## Task details
Without the pictures, return each record as it appears.

## Exercise materials
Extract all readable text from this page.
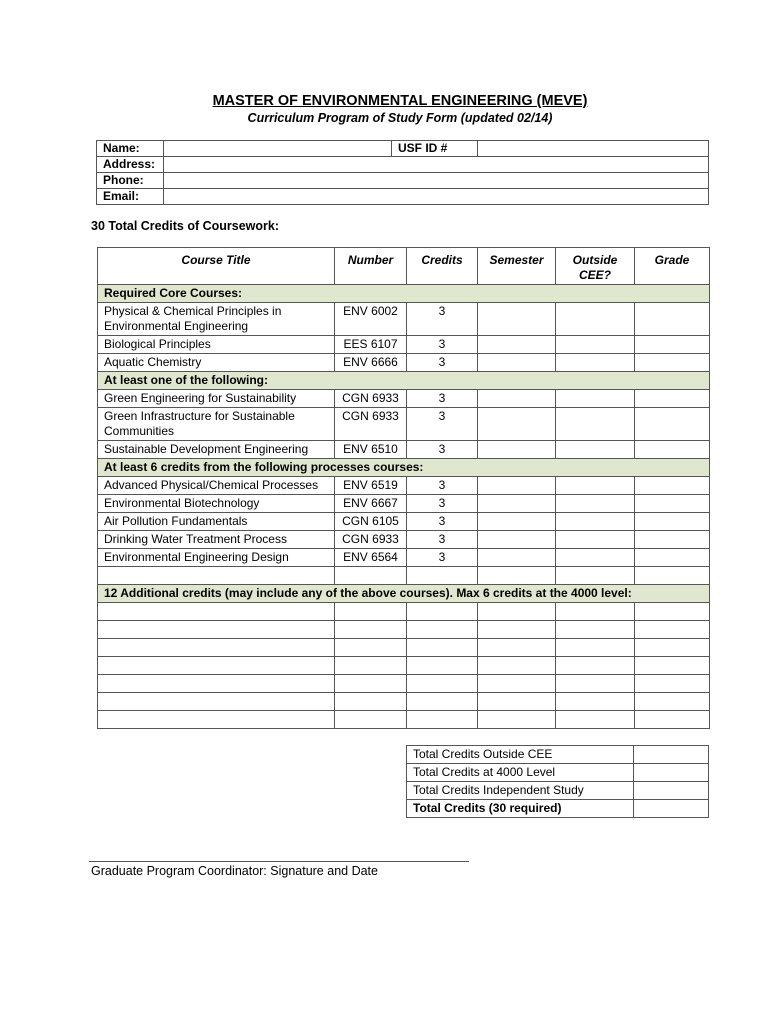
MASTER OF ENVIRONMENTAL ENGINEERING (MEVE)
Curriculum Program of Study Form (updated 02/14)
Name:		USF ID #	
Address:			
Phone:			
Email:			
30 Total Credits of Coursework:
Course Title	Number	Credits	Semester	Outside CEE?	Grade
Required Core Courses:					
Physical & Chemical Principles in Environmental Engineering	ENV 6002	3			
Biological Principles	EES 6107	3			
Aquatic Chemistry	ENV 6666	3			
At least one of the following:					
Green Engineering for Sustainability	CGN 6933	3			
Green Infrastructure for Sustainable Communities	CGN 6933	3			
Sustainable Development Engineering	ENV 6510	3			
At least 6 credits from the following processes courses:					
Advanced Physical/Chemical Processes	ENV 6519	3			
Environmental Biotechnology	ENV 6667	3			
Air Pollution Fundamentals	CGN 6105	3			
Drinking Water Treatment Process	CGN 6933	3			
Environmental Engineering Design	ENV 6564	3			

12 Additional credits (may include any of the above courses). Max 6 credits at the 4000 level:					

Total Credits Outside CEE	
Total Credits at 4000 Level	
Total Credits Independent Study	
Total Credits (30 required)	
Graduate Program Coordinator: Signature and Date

## Written response
Extract all readable text from this page.
MASTER OF ENVIRONMENTAL ENGINEERING (MEVE)
Curriculum Program of Study Form (updated 02/14)
Name:		USF ID #	
Address:			
Phone:			
Email:			
30 Total Credits of Coursework:
Course Title	Number	Credits	Semester	Outside CEE?	Grade
Required Core Courses:					
Physical & Chemical Principles in Environmental Engineering	ENV 6002	3			
Biological Principles	EES 6107	3			
Aquatic Chemistry	ENV 6666	3			
At least one of the following:					
Green Engineering for Sustainability	CGN 6933	3			
Green Infrastructure for Sustainable Communities	CGN 6933	3			
Sustainable Development Engineering	ENV 6510	3			
At least 6 credits from the following processes courses:					
Advanced Physical/Chemical Processes	ENV 6519	3			
Environmental Biotechnology	ENV 6667	3			
Air Pollution Fundamentals	CGN 6105	3			
Drinking Water Treatment Process	CGN 6933	3			
Environmental Engineering Design	ENV 6564	3			

12 Additional credits (may include any of the above courses). Max 6 credits at the 4000 level:					

Total Credits Outside CEE	
Total Credits at 4000 Level	
Total Credits Independent Study	
Total Credits (30 required)	
Graduate Program Coordinator: Signature and Date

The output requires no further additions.